Reproduce each of the following records verbatim, preserving every line and number.
==========
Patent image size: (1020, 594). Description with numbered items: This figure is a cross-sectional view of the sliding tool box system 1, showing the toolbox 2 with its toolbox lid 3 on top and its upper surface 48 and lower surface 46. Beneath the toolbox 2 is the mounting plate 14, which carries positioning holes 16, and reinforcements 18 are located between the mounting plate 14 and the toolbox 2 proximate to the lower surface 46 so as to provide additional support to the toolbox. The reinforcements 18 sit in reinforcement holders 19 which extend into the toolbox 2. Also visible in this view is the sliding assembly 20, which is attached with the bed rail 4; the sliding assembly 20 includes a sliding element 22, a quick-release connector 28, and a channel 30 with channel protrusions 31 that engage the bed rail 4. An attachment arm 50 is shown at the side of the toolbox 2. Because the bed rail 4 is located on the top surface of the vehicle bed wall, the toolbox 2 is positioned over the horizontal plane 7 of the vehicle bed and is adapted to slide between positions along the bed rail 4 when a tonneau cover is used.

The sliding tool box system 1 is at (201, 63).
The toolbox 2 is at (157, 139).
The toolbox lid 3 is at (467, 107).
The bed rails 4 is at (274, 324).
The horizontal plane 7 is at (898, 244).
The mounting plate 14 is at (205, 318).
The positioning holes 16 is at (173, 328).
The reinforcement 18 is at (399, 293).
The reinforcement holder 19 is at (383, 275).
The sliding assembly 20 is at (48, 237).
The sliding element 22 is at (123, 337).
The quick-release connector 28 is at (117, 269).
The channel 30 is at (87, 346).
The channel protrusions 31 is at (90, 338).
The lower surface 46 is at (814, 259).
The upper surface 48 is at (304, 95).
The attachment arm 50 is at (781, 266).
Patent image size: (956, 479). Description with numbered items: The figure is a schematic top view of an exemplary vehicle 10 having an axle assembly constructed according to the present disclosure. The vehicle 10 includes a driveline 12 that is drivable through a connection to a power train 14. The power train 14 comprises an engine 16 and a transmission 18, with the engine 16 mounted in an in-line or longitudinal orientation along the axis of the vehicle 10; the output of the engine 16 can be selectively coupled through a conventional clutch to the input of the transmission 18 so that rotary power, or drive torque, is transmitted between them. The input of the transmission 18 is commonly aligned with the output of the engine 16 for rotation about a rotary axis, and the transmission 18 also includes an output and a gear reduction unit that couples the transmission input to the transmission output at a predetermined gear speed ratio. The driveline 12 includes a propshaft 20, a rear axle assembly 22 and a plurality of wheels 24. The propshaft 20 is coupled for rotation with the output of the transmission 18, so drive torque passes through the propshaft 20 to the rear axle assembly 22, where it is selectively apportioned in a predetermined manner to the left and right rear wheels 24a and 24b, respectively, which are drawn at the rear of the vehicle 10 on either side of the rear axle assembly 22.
==========
> Completed exercise
Patent image size: (1020, 594). Description with numbered items: This figure is a cross-sectional view of the sliding tool box system 1, showing the toolbox 2 with its toolbox lid 3 on top and its upper surface 48 and lower surface 46. Beneath the toolbox 2 is the mounting plate 14, which carries positioning holes 16, and reinforcements 18 are located between the mounting plate 14 and the toolbox 2 proximate to the lower surface 46 so as to provide additional support to the toolbox. The reinforcements 18 sit in reinforcement holders 19 which extend into the toolbox 2. Also visible in this view is the sliding assembly 20, which is attached with the bed rail 4; the sliding assembly 20 includes a sliding element 22, a quick-release connector 28, and a channel 30 with channel protrusions 31 that engage the bed rail 4. An attachment arm 50 is shown at the side of the toolbox 2. Because the bed rail 4 is located on the top surface of the vehicle bed wall, the toolbox 2 is positioned over the horizontal plane 7 of the vehicle bed and is adapted to slide between positions along the bed rail 4 when a tonneau cover is used.

The sliding tool box system 1 is at (201, 63).
The toolbox 2 is at (157, 139).
The toolbox lid 3 is at (467, 107).
The bed rails 4 is at (274, 324).
The horizontal plane 7 is at (898, 244).
The mounting plate 14 is at (205, 318).
The positioning holes 16 is at (173, 328).
The reinforcement 18 is at (399, 293).
The reinforcement holder 19 is at (383, 275).
The sliding assembly 20 is at (48, 237).
The sliding element 22 is at (123, 337).
The quick-release connector 28 is at (117, 269).
The channel 30 is at (87, 346).
The channel protrusions 31 is at (90, 338).
The lower surface 46 is at (814, 259).
The upper surface 48 is at (304, 95).
The attachment arm 50 is at (781, 266).
Patent image size: (956, 479). Description with numbered items: The figure is a schematic top view of an exemplary vehicle 10 having an axle assembly constructed according to the present disclosure. The vehicle 10 includes a driveline 12 that is drivable through a connection to a power train 14. The power train 14 comprises an engine 16 and a transmission 18, with the engine 16 mounted in an in-line or longitudinal orientation along the axis of the vehicle 10; the output of the engine 16 can be selectively coupled through a conventional clutch to the input of the transmission 18 so that rotary power, or drive torque, is transmitted between them. The input of the transmission 18 is commonly aligned with the output of the engine 16 for rotation about a rotary axis, and the transmission 18 also includes an output and a gear reduction unit that couples the transmission input to the transmission output at a predetermined gear speed ratio. The driveline 12 includes a propshaft 20, a rear axle assembly 22 and a plurality of wheels 24. The propshaft 20 is coupled for rotation with the output of the transmission 18, so drive torque passes through the propshaft 20 to the rear axle assembly 22, where it is selectively apportioned in a predetermined manner to the left and right rear wheels 24a and 24b, respectively, which are drawn at the rear of the vehicle 10 on either side of the rear axle assembly 22.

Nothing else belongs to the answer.